▶ [Given text]:
● ● ● ●
Denver’s Largest Neighborhood Coalition Demands Vision Zero

Denver’s Inter-Neighborhood Cooperation, a group that represents about 100 neighborhoods throughout the city, just adopted a transportation platform [PDF] that petitions, among other things, for Vision Zero. The platform should send a message to Mayor Michael Hancock’s office: The city must acknowledge that traffic deaths and serious injuries are unacceptable and develop a Vision Zero strategy to prevent them.

Some of INC's members vote to adopt the coalition's transportation platform. Photo: INC
Some of INC’s members vote to adopt the coalition’s transportation platform. Photo: INC

Here’s some pretty strong language from INC’s position:

Denver should commit itself, at the highest levels, to the Vision Zero goals of eliminating traffic fatalities and serious injuries, learning from the emerging best practices in other cities. This is a moral issue — life and health are of paramount importance, and the transportation systems and features should lessen the impact when inevitable human errors occur.

This demand for safer streets comes from some of the city’s most civically engaged people.

“There’s kind of a tipping point that the city is really, really close to,” said INC Transportation Committee Co-chair Geneva Hooten. “With the amount of voices speaking up from around the city — WalkDenver, BikeDenver, INC, the mayor’s bike and pedestrian advisory committees, even internally in city departments — there are enough people talking about Vision Zero that it seems like it’s fated, like it’s going to happen.”

Less clear, however, is what form the city’s commitment to safe streets will take. Hancock’s budget includes line items labeled “Vision Zero” but he hasn’t publicly committed to ending traffic deaths and serious injuries. Instead the budget document waxes about “educating the community about how to travel safely” and “reducing” traffic violence, which is far from a concrete timetable to bring the number of traffic deaths down to zero.

Will Hancock commit to a multi-faceted, citywide program to systematically eliminate traffic deaths, or is he just slapping some branding on one-off projects?
● ● ● ●
▶ [What this exercise asks]:
A. Answer these questions from the article on Denver's Vision Zero push:
(i) About how many neighborhoods does Denver's Inter-Neighborhood Cooperation represent?
(ii) Who co-chairs the INC Transportation Committee?
(iii) What label appears on some line items in Hancock's budget?
B. In the article on Denver's Vision Zero push, list every voice that Geneva Hooten names as speaking up around the city.
C. Write the next part of the article on Denver's Vision Zero push, starting after its closing question about Hancock.
● ● ● ●
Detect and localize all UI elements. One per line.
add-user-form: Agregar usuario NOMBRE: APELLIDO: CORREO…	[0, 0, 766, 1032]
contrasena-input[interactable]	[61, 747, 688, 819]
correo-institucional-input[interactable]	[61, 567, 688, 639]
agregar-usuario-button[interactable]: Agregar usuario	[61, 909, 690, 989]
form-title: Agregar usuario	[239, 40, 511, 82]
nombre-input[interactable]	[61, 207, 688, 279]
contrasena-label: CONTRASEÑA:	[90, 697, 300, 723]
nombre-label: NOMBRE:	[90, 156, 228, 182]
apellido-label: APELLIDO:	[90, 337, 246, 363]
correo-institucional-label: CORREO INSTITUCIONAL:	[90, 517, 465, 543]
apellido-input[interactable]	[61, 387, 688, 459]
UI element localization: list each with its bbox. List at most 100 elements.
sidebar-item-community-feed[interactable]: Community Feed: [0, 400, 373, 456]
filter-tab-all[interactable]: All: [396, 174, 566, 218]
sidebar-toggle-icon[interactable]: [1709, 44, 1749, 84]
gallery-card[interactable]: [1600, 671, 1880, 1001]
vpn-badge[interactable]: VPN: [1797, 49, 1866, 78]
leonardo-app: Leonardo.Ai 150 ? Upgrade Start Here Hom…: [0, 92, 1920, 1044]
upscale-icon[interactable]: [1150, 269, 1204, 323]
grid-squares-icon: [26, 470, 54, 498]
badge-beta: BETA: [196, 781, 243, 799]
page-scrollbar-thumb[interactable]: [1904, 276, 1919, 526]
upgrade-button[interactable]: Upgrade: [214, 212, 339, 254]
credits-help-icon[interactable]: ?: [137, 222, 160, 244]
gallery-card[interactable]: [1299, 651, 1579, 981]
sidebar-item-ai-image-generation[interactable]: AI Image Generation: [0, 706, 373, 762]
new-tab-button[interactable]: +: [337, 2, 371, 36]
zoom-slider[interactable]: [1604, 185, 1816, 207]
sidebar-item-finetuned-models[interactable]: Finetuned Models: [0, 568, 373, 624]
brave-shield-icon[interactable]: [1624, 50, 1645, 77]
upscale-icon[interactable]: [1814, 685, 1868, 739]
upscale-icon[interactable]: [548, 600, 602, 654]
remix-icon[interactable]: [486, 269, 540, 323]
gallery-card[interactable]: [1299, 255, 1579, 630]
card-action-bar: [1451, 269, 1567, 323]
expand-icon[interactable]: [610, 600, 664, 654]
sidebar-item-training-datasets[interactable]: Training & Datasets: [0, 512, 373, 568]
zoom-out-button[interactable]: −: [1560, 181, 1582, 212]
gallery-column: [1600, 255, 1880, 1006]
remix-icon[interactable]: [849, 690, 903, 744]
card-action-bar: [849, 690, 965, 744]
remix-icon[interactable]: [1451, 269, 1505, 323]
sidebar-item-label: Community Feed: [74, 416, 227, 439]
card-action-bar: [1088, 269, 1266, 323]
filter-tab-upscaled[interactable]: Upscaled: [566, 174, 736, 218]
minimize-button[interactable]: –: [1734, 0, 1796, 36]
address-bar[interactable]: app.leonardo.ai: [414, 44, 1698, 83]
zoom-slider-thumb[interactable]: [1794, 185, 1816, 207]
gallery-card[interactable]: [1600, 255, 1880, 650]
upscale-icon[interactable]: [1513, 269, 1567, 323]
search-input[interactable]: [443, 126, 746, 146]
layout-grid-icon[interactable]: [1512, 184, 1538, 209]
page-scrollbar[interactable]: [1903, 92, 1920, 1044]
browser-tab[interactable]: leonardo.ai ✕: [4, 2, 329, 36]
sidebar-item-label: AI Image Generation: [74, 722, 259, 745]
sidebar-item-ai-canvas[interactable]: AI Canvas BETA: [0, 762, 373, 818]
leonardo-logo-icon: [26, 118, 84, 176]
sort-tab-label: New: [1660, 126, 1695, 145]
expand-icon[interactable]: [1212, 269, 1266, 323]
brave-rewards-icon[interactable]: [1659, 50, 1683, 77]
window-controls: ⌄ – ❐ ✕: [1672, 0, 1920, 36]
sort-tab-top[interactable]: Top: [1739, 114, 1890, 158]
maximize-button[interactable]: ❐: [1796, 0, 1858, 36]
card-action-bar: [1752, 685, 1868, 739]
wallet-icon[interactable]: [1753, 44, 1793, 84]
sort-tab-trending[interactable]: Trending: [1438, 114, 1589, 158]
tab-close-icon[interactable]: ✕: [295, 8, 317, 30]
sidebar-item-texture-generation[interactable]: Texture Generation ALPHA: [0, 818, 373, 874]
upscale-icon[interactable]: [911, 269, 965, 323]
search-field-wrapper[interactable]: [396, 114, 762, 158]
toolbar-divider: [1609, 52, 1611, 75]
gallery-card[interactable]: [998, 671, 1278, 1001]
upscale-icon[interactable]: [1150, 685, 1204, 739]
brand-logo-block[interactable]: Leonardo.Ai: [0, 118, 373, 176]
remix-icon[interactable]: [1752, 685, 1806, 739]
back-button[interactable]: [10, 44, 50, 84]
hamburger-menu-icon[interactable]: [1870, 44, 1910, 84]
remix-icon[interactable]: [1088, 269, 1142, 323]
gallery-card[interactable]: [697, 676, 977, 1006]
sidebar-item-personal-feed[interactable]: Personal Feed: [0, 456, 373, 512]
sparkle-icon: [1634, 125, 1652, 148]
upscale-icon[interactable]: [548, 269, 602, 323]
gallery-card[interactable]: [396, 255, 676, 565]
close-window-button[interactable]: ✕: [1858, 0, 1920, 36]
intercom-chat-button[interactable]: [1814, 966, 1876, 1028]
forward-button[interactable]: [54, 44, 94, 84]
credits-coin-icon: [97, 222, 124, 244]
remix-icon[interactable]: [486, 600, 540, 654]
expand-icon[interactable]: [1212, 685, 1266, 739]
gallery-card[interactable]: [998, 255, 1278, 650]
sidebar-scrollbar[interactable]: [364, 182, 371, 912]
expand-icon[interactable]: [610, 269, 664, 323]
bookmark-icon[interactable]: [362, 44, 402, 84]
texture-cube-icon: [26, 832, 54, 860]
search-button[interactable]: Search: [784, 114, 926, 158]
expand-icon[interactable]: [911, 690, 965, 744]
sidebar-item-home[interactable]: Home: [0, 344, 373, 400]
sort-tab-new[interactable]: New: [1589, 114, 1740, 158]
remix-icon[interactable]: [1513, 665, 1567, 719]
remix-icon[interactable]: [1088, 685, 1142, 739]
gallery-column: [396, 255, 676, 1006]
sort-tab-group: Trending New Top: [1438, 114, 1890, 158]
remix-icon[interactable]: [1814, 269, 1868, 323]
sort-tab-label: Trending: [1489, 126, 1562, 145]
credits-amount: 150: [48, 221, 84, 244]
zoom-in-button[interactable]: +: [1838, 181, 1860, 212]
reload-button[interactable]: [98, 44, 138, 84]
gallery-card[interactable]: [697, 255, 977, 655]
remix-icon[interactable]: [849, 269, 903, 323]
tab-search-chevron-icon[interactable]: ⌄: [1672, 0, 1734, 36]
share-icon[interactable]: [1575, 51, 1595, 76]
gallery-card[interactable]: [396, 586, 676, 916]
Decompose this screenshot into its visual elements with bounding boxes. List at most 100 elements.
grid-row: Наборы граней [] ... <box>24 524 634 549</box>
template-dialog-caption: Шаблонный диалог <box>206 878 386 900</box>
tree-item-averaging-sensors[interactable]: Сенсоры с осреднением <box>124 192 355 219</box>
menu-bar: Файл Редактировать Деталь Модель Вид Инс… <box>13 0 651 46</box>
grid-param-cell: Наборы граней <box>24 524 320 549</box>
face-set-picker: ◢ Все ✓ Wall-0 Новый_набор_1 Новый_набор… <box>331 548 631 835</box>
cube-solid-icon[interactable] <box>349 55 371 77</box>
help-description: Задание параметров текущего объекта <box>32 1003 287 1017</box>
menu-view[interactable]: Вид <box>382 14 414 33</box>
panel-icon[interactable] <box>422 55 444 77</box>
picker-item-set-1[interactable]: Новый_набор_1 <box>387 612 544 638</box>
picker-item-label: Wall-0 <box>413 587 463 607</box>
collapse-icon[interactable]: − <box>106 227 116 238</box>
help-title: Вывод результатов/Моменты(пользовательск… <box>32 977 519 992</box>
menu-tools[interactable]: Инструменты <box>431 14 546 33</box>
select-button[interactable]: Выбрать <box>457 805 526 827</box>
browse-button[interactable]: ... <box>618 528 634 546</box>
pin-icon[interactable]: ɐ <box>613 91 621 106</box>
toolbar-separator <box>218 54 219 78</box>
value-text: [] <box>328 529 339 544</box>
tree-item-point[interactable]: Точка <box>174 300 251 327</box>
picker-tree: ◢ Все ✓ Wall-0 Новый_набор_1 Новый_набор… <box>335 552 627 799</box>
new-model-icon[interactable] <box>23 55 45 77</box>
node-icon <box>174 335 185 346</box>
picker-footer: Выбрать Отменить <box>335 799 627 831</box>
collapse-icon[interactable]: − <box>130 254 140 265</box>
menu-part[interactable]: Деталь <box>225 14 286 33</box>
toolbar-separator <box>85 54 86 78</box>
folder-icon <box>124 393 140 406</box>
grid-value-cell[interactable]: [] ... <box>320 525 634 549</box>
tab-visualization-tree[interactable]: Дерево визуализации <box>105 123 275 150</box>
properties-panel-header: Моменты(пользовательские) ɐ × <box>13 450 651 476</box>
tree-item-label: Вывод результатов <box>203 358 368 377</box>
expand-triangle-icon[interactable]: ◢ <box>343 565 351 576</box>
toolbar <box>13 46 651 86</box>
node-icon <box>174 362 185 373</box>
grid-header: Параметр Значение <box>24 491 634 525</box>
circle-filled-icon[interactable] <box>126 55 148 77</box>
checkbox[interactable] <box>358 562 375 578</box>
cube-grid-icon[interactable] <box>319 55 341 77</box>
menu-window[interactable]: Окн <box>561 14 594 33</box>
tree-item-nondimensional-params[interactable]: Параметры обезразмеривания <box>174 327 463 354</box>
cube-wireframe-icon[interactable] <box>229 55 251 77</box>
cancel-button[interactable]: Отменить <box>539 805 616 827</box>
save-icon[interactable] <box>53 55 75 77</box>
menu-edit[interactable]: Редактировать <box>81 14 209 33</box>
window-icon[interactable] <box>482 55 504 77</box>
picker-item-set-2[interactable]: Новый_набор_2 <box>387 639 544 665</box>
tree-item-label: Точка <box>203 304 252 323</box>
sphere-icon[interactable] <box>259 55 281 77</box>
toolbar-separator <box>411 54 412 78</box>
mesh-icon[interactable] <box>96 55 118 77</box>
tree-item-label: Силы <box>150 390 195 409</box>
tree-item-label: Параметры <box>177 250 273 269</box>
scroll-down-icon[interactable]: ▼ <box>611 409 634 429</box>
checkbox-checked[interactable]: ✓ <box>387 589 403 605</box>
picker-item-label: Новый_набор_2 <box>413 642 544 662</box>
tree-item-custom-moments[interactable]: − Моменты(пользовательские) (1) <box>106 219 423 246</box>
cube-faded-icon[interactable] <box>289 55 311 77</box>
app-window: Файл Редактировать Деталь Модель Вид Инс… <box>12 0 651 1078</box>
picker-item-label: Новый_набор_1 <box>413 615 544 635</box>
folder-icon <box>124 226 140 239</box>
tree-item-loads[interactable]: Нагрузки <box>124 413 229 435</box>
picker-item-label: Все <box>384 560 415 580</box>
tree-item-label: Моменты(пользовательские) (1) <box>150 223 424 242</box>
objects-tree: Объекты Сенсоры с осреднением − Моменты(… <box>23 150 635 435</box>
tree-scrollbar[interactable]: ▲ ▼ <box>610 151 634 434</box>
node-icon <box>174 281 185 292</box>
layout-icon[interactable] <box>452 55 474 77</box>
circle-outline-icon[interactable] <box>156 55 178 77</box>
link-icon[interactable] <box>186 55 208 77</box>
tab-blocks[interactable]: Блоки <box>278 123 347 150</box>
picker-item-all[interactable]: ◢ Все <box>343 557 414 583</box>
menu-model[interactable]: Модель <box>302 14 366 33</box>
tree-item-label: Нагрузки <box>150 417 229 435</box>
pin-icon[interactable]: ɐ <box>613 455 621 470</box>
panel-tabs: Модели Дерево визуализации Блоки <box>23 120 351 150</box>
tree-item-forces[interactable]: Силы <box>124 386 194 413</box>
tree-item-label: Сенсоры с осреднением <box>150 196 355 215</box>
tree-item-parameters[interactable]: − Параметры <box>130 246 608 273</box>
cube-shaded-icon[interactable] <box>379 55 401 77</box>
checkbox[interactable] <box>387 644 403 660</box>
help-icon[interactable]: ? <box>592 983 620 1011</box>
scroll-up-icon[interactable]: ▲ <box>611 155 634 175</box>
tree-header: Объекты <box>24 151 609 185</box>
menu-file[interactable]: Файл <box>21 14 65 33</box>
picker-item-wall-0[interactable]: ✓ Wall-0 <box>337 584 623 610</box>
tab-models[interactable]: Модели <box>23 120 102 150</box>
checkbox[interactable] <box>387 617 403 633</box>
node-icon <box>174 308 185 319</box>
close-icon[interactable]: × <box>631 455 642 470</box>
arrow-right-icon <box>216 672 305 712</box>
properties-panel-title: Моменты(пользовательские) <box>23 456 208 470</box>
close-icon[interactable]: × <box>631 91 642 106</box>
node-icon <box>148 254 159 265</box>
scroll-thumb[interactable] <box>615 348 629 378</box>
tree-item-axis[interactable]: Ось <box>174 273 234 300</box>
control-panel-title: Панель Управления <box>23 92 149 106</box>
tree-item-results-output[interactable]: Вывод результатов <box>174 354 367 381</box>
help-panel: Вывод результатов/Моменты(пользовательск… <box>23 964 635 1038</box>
● ● ● ●
▶ [Per-task answers]:
A.
(i) About 100 neighborhoods.
(ii) Geneva Hooten.
(iii) "Vision Zero."

B.
- WalkDenver
- BikeDenver
- INC
- the mayor's bike and pedestrian advisory committees
- city departments (internally)

C.
“The benefit of Denver adopting Vision Zero is that it would be a comprehensive look at safety,” Hooten said. “It will require accountability from a lot of different departments, from police, public health, public works, planning, the mayor’s office, City Council. All these organizations will have to say, ‘We agree in this ethic that no one should die in transportation.'”

As INC’s platform states, Denver should learn from other cities. New York’s Vision Zero program encompasses several departments and a state legislative agenda — in year one it resulted in the fewest pedestrian deaths in the city’s recorded history. Seattle adopted the goal as a public health responsibility, and pays for street improvements with revenue from red light camera tickets — $15 to $20 million a year.

Hooten studied Seattle’s strategy and the strategies of other Vision Zero cities before INC adopted its platform. The X-factor? A mayor willing to be accountable for lives lost on city streets.

“From these cities we’ve learned that we need a strong mayoral leadership to say, ‘Yes, that’s what I want, I’m going to make funding for it, and I’m going to make the hard decisions to make this happen. I’m going to be vulnerable as a city,” Hooten said.

The INC platform is a sign of the growing public mandate for change. We’ll see if the Hancock administration is listening.